- WHAT TO WORK ON: Write the listing out again, all of it, word for word.
## start MATERIAL SUPPLIED
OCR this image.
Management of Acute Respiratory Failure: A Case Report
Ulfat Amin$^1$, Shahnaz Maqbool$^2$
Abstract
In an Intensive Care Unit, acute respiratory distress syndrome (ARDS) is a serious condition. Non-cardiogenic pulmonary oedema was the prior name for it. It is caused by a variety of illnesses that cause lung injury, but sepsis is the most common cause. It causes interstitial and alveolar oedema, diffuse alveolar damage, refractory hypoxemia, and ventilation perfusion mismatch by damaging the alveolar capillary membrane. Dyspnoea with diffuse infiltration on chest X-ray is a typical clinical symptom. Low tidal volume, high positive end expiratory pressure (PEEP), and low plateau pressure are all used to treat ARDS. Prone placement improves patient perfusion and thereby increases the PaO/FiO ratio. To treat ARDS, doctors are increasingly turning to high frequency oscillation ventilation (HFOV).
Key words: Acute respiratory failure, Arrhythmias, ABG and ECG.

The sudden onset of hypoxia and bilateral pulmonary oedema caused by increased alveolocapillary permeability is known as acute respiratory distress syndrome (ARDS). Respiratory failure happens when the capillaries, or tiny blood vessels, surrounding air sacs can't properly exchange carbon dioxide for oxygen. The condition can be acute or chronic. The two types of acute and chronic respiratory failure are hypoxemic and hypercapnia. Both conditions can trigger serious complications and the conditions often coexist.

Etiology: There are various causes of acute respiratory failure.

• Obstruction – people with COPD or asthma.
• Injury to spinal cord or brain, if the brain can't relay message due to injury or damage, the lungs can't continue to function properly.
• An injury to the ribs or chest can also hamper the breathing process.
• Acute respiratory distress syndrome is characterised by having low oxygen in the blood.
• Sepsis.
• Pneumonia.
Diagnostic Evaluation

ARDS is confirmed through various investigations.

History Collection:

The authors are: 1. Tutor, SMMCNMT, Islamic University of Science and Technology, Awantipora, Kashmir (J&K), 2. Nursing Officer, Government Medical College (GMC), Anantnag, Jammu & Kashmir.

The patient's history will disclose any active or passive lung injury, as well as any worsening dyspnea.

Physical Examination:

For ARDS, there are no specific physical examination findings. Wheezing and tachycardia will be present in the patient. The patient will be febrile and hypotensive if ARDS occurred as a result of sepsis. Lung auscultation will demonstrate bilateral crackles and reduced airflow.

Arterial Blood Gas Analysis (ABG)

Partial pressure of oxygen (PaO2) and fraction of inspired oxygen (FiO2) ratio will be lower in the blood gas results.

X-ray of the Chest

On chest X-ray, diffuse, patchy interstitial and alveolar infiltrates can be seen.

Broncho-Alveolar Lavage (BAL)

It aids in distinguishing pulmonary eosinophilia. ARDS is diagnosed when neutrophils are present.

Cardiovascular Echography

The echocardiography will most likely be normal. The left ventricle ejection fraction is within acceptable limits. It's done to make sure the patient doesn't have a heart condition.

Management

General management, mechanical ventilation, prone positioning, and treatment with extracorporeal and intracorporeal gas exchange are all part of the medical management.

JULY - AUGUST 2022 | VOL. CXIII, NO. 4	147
## end MATERIAL SUPPLIED
- COMPLETED EXERCISE:
OCR this image.
Management of Acute Respiratory Failure: A Case Report
Ulfat Amin$^1$, Shahnaz Maqbool$^2$
Abstract
In an Intensive Care Unit, acute respiratory distress syndrome (ARDS) is a serious condition. Non-cardiogenic pulmonary oedema was the prior name for it. It is caused by a variety of illnesses that cause lung injury, but sepsis is the most common cause. It causes interstitial and alveolar oedema, diffuse alveolar damage, refractory hypoxemia, and ventilation perfusion mismatch by damaging the alveolar capillary membrane. Dyspnoea with diffuse infiltration on chest X-ray is a typical clinical symptom. Low tidal volume, high positive end expiratory pressure (PEEP), and low plateau pressure are all used to treat ARDS. Prone placement improves patient perfusion and thereby increases the PaO/FiO ratio. To treat ARDS, doctors are increasingly turning to high frequency oscillation ventilation (HFOV).
Key words: Acute respiratory failure, Arrhythmias, ABG and ECG.

The sudden onset of hypoxia and bilateral pulmonary oedema caused by increased alveolocapillary permeability is known as acute respiratory distress syndrome (ARDS). Respiratory failure happens when the capillaries, or tiny blood vessels, surrounding air sacs can't properly exchange carbon dioxide for oxygen. The condition can be acute or chronic. The two types of acute and chronic respiratory failure are hypoxemic and hypercapnia. Both conditions can trigger serious complications and the conditions often coexist.

Etiology: There are various causes of acute respiratory failure.

• Obstruction – people with COPD or asthma.
• Injury to spinal cord or brain, if the brain can't relay message due to injury or damage, the lungs can't continue to function properly.
• An injury to the ribs or chest can also hamper the breathing process.
• Acute respiratory distress syndrome is characterised by having low oxygen in the blood.
• Sepsis.
• Pneumonia.
Diagnostic Evaluation

ARDS is confirmed through various investigations.

History Collection:

The authors are: 1. Tutor, SMMCNMT, Islamic University of Science and Technology, Awantipora, Kashmir (J&K), 2. Nursing Officer, Government Medical College (GMC), Anantnag, Jammu & Kashmir.

The patient's history will disclose any active or passive lung injury, as well as any worsening dyspnea.

Physical Examination:

For ARDS, there are no specific physical examination findings. Wheezing and tachycardia will be present in the patient. The patient will be febrile and hypotensive if ARDS occurred as a result of sepsis. Lung auscultation will demonstrate bilateral crackles and reduced airflow.

Arterial Blood Gas Analysis (ABG)

Partial pressure of oxygen (PaO2) and fraction of inspired oxygen (FiO2) ratio will be lower in the blood gas results.

X-ray of the Chest

On chest X-ray, diffuse, patchy interstitial and alveolar infiltrates can be seen.

Broncho-Alveolar Lavage (BAL)

It aids in distinguishing pulmonary eosinophilia. ARDS is diagnosed when neutrophils are present.

Cardiovascular Echography

The echocardiography will most likely be normal. The left ventricle ejection fraction is within acceptable limits. It's done to make sure the patient doesn't have a heart condition.

Management

General management, mechanical ventilation, prone positioning, and treatment with extracorporeal and intracorporeal gas exchange are all part of the medical management.

JULY - AUGUST 2022 | VOL. CXIII, NO. 4	147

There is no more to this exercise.